» **EXERCISE GOAL**
Report the count of lines below that include "particles", without any other text.
* * * * * * * * *
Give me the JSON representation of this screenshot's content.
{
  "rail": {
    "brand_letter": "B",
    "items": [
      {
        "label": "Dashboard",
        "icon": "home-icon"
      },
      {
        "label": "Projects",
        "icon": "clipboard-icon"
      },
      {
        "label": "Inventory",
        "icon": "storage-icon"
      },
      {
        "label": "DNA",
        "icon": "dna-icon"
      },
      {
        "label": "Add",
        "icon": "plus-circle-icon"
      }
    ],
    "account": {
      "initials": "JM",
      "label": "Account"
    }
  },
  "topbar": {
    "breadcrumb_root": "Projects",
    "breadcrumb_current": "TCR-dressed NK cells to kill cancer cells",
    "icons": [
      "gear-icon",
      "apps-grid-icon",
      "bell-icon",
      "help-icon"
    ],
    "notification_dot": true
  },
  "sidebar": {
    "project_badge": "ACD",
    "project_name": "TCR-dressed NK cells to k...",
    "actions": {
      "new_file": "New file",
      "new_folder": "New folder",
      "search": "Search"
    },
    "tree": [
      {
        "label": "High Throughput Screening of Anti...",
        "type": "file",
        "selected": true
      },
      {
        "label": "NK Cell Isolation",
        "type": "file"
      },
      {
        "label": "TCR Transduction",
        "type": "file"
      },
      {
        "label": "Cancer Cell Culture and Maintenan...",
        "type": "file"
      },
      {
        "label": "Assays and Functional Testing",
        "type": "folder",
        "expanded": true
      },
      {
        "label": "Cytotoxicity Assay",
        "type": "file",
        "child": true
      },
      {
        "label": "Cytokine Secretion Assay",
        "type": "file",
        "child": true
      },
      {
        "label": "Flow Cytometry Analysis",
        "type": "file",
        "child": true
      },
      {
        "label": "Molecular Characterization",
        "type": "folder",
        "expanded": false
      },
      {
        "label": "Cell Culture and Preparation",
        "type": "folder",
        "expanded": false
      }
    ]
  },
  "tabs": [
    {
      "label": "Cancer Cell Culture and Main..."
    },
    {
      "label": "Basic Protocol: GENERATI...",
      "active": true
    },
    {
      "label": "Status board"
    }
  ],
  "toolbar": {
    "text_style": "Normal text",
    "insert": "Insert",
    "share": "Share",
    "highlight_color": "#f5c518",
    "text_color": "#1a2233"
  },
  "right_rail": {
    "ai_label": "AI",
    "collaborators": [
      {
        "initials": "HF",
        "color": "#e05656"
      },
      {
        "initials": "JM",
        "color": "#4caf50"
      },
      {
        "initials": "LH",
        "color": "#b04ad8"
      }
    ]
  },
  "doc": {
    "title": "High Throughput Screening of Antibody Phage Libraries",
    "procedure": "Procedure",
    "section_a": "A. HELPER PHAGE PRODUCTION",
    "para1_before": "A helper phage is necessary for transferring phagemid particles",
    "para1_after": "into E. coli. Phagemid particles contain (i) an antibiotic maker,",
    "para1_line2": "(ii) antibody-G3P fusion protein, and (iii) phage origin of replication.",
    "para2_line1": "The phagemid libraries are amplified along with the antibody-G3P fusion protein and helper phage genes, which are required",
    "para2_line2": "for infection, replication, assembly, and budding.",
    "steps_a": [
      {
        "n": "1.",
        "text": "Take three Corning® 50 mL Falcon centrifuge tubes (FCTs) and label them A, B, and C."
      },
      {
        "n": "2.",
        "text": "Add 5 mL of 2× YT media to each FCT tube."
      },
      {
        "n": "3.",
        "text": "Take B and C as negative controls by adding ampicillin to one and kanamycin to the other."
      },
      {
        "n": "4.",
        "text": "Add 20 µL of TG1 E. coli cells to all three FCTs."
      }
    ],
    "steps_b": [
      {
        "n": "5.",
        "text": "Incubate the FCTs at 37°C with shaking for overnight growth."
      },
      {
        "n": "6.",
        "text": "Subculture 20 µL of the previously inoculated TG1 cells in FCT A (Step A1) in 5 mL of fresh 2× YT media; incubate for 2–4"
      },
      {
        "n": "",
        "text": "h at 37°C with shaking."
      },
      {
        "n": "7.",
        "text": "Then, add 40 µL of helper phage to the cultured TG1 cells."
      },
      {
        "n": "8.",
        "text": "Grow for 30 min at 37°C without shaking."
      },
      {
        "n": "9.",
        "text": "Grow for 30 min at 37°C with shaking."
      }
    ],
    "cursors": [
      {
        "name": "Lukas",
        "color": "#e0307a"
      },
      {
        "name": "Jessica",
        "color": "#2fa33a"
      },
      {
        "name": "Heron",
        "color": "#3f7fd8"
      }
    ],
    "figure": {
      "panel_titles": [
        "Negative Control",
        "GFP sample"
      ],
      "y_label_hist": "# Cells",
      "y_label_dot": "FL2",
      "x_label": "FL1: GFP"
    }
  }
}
* * * * * * * * *
» **RESPONSE**
2